Collection entries
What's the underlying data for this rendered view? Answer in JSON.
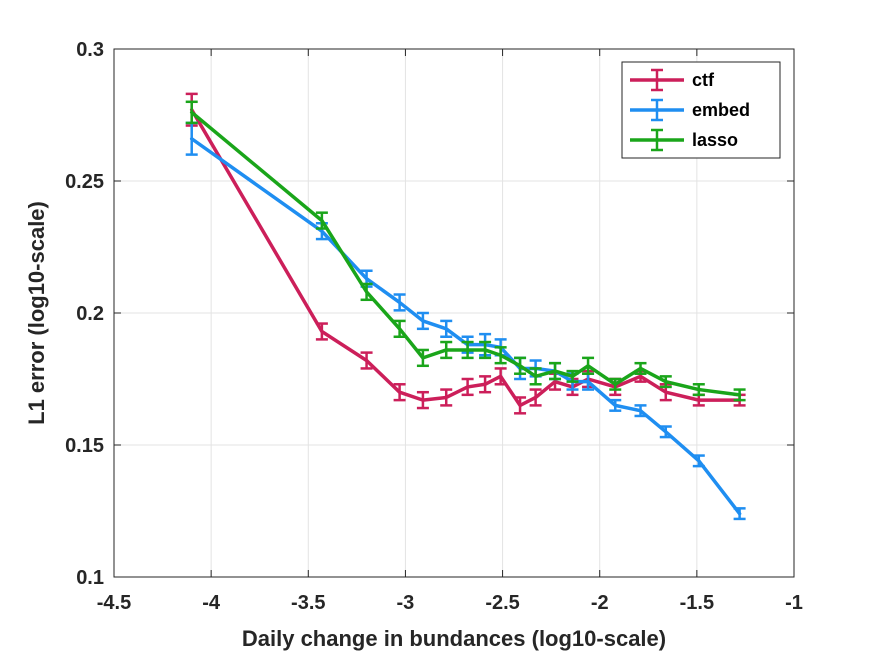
{
  "chart_data": {
    "type": "line",
    "title": "",
    "xlabel": "Daily change in bundances (log10-scale)",
    "ylabel": "L1 error (log10-scale)",
    "xlim": [
      -4.5,
      -1
    ],
    "ylim": [
      0.1,
      0.3
    ],
    "xticks": [
      -4.5,
      -4,
      -3.5,
      -3,
      -2.5,
      -2,
      -1.5,
      -1
    ],
    "yticks": [
      0.1,
      0.15,
      0.2,
      0.25,
      0.3
    ],
    "xtick_labels": [
      "-4.5",
      "-4",
      "-3.5",
      "-3",
      "-2.5",
      "-2",
      "-1.5",
      "-1"
    ],
    "ytick_labels": [
      "0.1",
      "0.15",
      "0.2",
      "0.25",
      "0.3"
    ],
    "grid": true,
    "error_bars": true,
    "legend_position": "top-right",
    "series": [
      {
        "name": "ctf",
        "color": "#cc1f5a",
        "x": [
          -4.1,
          -3.43,
          -3.2,
          -3.03,
          -2.91,
          -2.79,
          -2.68,
          -2.59,
          -2.51,
          -2.41,
          -2.33,
          -2.23,
          -2.14,
          -2.06,
          -1.92,
          -1.79,
          -1.66,
          -1.49,
          -1.28
        ],
        "y": [
          0.277,
          0.193,
          0.182,
          0.17,
          0.167,
          0.168,
          0.172,
          0.173,
          0.176,
          0.165,
          0.168,
          0.174,
          0.172,
          0.175,
          0.172,
          0.176,
          0.17,
          0.167,
          0.167
        ],
        "err": [
          0.006,
          0.003,
          0.003,
          0.003,
          0.003,
          0.003,
          0.003,
          0.003,
          0.003,
          0.003,
          0.003,
          0.003,
          0.003,
          0.003,
          0.003,
          0.002,
          0.003,
          0.002,
          0.002
        ]
      },
      {
        "name": "embed",
        "color": "#1f8ef1",
        "x": [
          -4.1,
          -3.43,
          -3.2,
          -3.03,
          -2.91,
          -2.79,
          -2.68,
          -2.59,
          -2.51,
          -2.41,
          -2.33,
          -2.23,
          -2.14,
          -2.06,
          -1.92,
          -1.79,
          -1.66,
          -1.49,
          -1.28
        ],
        "y": [
          0.266,
          0.231,
          0.213,
          0.204,
          0.197,
          0.194,
          0.188,
          0.188,
          0.187,
          0.179,
          0.179,
          0.178,
          0.174,
          0.174,
          0.165,
          0.163,
          0.155,
          0.144,
          0.124
        ],
        "err": [
          0.006,
          0.003,
          0.003,
          0.003,
          0.003,
          0.003,
          0.003,
          0.004,
          0.003,
          0.004,
          0.003,
          0.003,
          0.003,
          0.003,
          0.002,
          0.002,
          0.002,
          0.002,
          0.002
        ]
      },
      {
        "name": "lasso",
        "color": "#1aa51a",
        "x": [
          -4.1,
          -3.43,
          -3.2,
          -3.03,
          -2.91,
          -2.79,
          -2.68,
          -2.59,
          -2.51,
          -2.41,
          -2.33,
          -2.23,
          -2.14,
          -2.06,
          -1.92,
          -1.79,
          -1.66,
          -1.49,
          -1.28
        ],
        "y": [
          0.276,
          0.235,
          0.208,
          0.194,
          0.183,
          0.186,
          0.186,
          0.186,
          0.184,
          0.18,
          0.176,
          0.178,
          0.176,
          0.18,
          0.173,
          0.179,
          0.174,
          0.171,
          0.169
        ],
        "err": [
          0.004,
          0.003,
          0.003,
          0.003,
          0.003,
          0.003,
          0.003,
          0.003,
          0.003,
          0.003,
          0.003,
          0.003,
          0.002,
          0.003,
          0.002,
          0.002,
          0.002,
          0.002,
          0.002
        ]
      }
    ]
  }
}
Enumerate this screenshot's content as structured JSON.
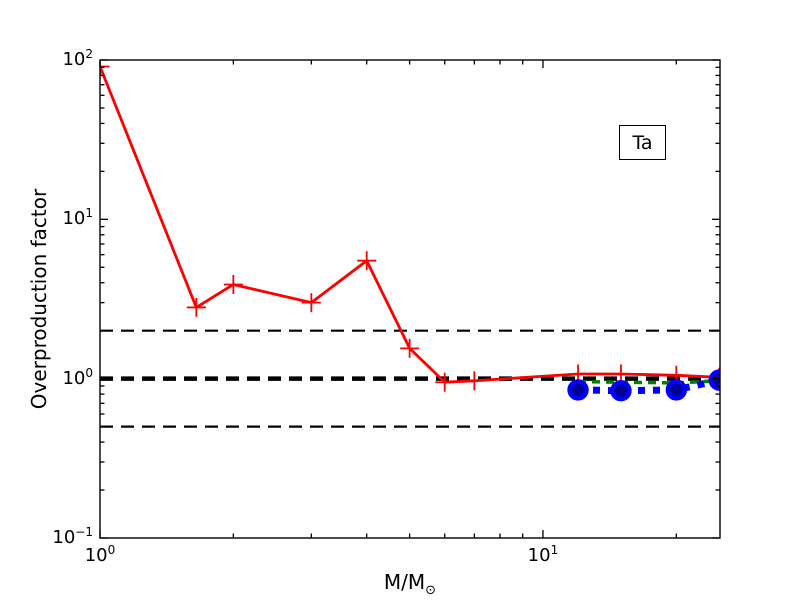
{
  "figure": {
    "background": "#ffffff"
  },
  "annotation": {
    "label": "Ta"
  },
  "axes": {
    "x": {
      "label_base": "M/M",
      "label_sub": "⊙",
      "scale": "log",
      "ticks": [
        {
          "base": "10",
          "exp": "0",
          "value": 1
        },
        {
          "base": "10",
          "exp": "1",
          "value": 10
        }
      ],
      "minor_ticks": [
        2,
        3,
        4,
        5,
        6,
        7,
        8,
        9,
        20
      ]
    },
    "y": {
      "label": "Overproduction factor",
      "scale": "log",
      "ticks": [
        {
          "base": "10",
          "exp": "2",
          "value": 100
        },
        {
          "base": "10",
          "exp": "1",
          "value": 10
        },
        {
          "base": "10",
          "exp": "0",
          "value": 1
        },
        {
          "base": "10",
          "exp": "−1",
          "value": 0.1
        }
      ],
      "minor_ticks": [
        0.2,
        0.3,
        0.4,
        0.5,
        0.6,
        0.7,
        0.8,
        0.9,
        2,
        3,
        4,
        5,
        6,
        7,
        8,
        9,
        20,
        30,
        40,
        50,
        60,
        70,
        80,
        90
      ]
    }
  },
  "chart_data": {
    "type": "line",
    "title": "",
    "xlabel": "M/M⊙",
    "ylabel": "Overproduction factor",
    "annotation": "Ta",
    "xscale": "log",
    "yscale": "log",
    "xlim": [
      1,
      25.1
    ],
    "ylim": [
      0.1,
      100
    ],
    "grid": false,
    "legend": "none",
    "reference_lines": [
      {
        "y": 2.0,
        "color": "#000000",
        "style": "dashed",
        "width": 2.2
      },
      {
        "y": 1.0,
        "color": "#000000",
        "style": "dashed",
        "width": 4.5
      },
      {
        "y": 0.5,
        "color": "#000000",
        "style": "dashed",
        "width": 2.2
      }
    ],
    "series": [
      {
        "name": "red-solid-plus-markers",
        "color": "#ff0000",
        "style": "solid",
        "width": 2.8,
        "marker": "plus",
        "points": [
          [
            1.0,
            91
          ],
          [
            1.65,
            2.8
          ],
          [
            2,
            3.9
          ],
          [
            3,
            3.0
          ],
          [
            4,
            5.5
          ],
          [
            5,
            1.55
          ],
          [
            6,
            0.95
          ],
          [
            7,
            0.97
          ],
          [
            12,
            1.07
          ],
          [
            15,
            1.07
          ],
          [
            20,
            1.05
          ],
          [
            25,
            1.02
          ]
        ]
      },
      {
        "name": "green-dashed",
        "color": "#008000",
        "style": "dashed",
        "width": 3.5,
        "marker": "none",
        "points": [
          [
            12,
            0.96
          ],
          [
            15,
            0.95
          ],
          [
            20,
            0.94
          ],
          [
            25,
            0.97
          ]
        ]
      },
      {
        "name": "blue-thick-dashed-circle-markers",
        "color": "#0000ff",
        "style": "dashed-thick",
        "width": 7,
        "marker": "circle",
        "marker_fill": "#000099",
        "points": [
          [
            12,
            0.85
          ],
          [
            15,
            0.84
          ],
          [
            20,
            0.85
          ],
          [
            25,
            0.98
          ]
        ]
      }
    ]
  }
}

What needs to be done
Gather up the lines containing the word "plus" from these records and copy them.

Response below
        "name": "red-solid-plus-markers",
        "marker": "plus",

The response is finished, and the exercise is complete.